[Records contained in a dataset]

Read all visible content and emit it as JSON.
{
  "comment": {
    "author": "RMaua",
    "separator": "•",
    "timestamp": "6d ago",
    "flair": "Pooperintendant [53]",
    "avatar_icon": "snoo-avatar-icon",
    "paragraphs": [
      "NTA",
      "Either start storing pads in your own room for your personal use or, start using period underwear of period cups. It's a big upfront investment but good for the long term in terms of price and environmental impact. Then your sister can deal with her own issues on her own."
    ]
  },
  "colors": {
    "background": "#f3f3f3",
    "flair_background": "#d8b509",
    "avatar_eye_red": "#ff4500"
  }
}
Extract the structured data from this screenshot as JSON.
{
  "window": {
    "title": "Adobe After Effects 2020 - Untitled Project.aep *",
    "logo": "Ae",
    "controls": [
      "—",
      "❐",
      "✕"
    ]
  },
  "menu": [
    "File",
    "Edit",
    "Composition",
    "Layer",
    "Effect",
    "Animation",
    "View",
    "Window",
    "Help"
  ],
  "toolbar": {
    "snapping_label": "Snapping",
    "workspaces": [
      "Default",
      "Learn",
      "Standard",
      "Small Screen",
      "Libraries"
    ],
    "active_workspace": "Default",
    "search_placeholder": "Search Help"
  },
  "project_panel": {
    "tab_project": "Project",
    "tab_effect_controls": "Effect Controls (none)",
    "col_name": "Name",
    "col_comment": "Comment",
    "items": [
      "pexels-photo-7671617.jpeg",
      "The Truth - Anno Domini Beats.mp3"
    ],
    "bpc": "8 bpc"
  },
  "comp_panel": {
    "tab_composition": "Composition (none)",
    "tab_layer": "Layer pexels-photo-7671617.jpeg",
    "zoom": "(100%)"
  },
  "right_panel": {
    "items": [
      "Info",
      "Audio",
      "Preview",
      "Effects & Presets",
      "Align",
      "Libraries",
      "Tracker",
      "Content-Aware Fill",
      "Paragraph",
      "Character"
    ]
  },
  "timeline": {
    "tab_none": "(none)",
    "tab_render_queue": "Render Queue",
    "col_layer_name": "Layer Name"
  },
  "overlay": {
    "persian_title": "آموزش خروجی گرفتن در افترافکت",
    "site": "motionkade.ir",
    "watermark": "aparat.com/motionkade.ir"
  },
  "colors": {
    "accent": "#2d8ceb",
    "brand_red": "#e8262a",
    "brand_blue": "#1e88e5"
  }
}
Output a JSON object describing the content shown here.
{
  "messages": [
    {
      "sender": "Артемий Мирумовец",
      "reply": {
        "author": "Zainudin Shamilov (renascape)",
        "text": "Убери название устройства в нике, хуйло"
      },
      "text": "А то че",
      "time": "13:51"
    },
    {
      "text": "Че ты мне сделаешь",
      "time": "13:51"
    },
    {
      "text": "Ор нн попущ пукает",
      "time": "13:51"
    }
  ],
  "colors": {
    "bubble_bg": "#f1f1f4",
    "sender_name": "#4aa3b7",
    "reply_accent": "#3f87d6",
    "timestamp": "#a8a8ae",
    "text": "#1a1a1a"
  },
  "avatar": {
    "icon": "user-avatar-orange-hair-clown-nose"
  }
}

--

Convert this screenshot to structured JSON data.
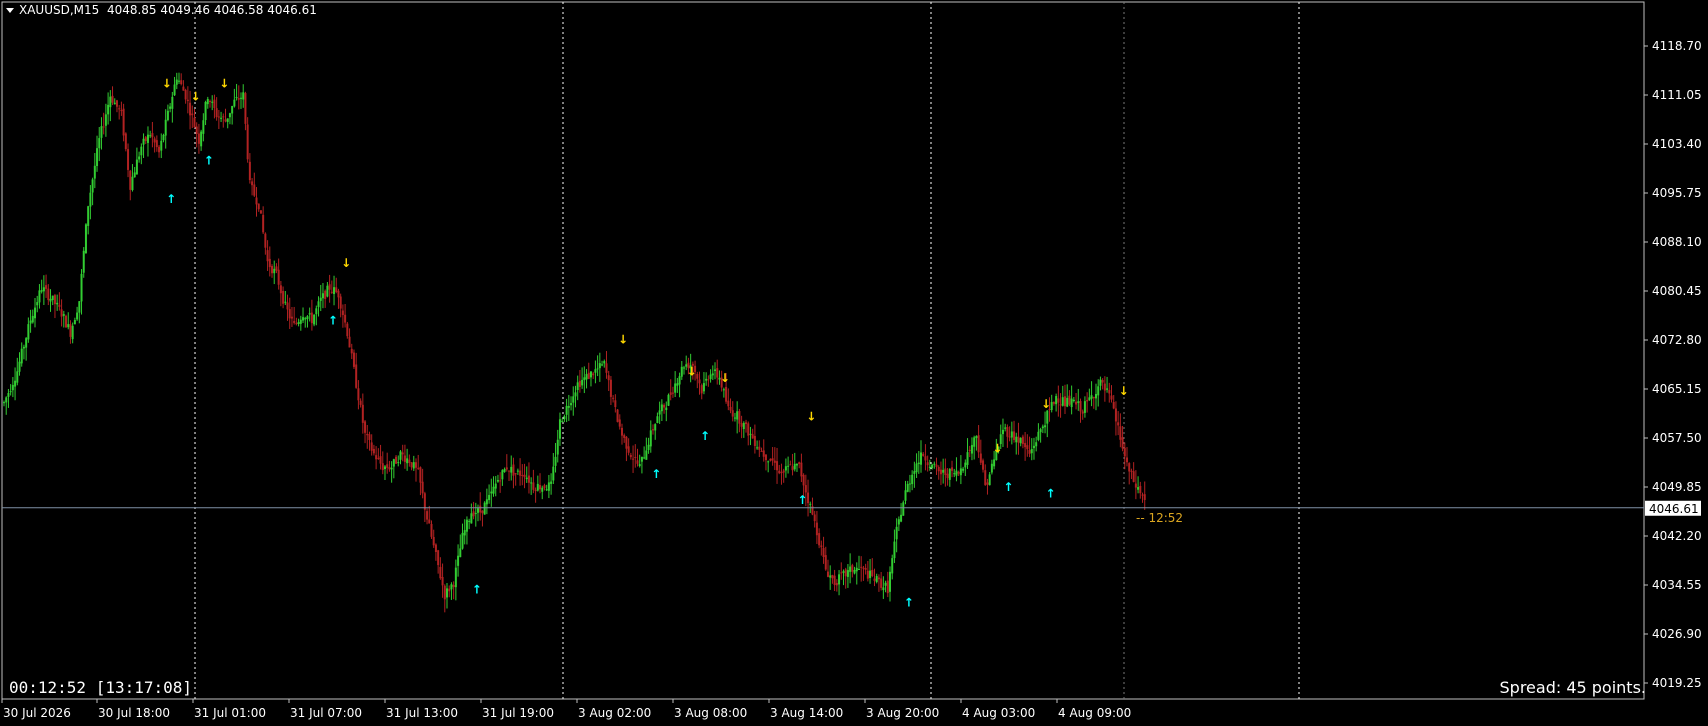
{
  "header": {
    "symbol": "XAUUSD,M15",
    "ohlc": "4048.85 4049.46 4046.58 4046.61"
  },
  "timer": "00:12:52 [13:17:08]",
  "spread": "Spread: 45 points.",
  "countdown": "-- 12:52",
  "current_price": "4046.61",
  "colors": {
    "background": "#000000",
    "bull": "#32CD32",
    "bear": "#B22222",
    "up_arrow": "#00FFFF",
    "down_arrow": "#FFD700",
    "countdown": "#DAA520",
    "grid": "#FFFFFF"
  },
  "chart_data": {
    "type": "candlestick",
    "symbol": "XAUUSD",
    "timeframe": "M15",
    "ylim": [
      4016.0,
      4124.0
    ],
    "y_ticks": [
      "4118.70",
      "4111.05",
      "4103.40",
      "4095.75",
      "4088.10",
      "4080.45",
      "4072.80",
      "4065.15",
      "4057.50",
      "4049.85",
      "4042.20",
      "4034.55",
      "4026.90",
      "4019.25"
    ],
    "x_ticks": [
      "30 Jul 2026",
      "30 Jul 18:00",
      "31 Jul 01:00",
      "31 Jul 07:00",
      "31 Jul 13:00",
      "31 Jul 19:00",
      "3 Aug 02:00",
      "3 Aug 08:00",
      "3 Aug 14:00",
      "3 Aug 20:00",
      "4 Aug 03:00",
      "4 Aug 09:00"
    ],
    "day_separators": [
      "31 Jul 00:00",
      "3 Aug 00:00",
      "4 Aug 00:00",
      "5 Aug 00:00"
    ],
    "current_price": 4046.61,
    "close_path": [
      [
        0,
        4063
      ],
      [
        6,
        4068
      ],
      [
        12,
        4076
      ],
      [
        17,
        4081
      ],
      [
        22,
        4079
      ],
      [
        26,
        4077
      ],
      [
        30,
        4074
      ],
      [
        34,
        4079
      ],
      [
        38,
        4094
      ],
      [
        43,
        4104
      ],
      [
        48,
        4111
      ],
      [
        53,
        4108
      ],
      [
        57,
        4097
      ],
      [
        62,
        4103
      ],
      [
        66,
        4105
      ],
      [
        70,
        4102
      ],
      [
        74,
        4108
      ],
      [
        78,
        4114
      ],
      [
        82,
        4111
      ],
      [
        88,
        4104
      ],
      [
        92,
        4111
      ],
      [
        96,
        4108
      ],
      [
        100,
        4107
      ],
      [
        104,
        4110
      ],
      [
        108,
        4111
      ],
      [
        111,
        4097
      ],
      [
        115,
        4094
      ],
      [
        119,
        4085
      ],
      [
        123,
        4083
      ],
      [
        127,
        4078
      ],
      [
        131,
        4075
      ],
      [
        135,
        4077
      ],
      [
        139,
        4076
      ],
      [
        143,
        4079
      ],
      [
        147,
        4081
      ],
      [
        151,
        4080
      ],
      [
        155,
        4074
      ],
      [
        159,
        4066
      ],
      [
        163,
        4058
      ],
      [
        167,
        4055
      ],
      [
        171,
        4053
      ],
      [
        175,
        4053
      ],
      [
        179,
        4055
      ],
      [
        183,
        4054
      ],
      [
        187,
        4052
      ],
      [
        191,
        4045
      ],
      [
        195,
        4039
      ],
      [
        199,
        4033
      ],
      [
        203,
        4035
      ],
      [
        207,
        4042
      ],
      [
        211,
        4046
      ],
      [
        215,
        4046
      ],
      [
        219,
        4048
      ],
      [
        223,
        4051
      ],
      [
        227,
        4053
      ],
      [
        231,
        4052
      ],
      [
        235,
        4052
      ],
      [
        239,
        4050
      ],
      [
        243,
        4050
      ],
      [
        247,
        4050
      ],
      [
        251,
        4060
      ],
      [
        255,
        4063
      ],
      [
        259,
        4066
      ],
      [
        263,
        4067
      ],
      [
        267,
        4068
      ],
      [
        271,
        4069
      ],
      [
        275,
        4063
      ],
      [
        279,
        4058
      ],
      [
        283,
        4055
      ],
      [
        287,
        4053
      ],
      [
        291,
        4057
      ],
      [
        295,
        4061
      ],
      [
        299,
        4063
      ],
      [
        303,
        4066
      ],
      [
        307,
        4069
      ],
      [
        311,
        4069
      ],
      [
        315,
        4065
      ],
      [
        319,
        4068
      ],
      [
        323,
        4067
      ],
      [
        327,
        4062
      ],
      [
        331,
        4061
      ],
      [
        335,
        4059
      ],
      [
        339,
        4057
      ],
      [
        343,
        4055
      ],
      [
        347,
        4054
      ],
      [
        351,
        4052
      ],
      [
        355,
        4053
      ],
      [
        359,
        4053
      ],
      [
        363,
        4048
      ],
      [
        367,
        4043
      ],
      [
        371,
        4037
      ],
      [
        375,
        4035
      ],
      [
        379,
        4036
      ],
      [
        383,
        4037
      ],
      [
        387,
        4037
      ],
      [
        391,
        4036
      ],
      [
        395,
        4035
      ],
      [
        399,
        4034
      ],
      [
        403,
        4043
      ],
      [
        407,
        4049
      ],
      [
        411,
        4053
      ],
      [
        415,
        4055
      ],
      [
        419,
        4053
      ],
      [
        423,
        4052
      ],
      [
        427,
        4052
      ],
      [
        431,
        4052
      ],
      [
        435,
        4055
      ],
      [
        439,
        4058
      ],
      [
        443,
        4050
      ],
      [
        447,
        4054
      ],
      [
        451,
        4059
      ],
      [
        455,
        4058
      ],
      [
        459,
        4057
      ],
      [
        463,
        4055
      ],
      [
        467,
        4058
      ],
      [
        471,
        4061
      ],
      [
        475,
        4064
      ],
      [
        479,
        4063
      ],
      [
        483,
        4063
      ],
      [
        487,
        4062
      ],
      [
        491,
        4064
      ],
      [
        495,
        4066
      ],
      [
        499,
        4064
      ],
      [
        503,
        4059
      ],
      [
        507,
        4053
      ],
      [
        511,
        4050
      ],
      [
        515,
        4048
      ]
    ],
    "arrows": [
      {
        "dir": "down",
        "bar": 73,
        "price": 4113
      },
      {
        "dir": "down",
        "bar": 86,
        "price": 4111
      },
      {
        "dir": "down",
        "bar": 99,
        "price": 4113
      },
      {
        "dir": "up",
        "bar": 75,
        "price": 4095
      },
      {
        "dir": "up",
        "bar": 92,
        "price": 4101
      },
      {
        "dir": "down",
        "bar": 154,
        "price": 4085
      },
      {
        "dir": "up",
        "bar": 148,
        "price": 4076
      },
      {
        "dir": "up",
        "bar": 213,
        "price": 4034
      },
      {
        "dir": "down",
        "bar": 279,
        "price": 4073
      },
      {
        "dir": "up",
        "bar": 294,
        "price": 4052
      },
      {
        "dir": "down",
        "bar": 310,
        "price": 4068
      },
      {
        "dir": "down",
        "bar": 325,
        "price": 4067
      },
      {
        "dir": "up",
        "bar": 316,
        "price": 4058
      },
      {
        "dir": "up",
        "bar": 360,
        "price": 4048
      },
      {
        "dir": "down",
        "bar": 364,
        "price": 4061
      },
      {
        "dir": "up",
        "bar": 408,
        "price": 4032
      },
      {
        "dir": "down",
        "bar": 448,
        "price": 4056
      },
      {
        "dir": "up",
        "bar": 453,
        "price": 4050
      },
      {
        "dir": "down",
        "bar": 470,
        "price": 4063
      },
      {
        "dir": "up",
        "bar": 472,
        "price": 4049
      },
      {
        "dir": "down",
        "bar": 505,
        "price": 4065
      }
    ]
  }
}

GOAL OF THE EXERCISE: Select and copy each line from the data that includes the word "text".

TASK SOLUTION:
        "text": "Убери название устройства в нике, хуйло"
      "text": "А то че",
      "text": "Че ты мне сделаешь",
      "text": "Ор нн попущ пукает",
    "text": "#1a1a1a"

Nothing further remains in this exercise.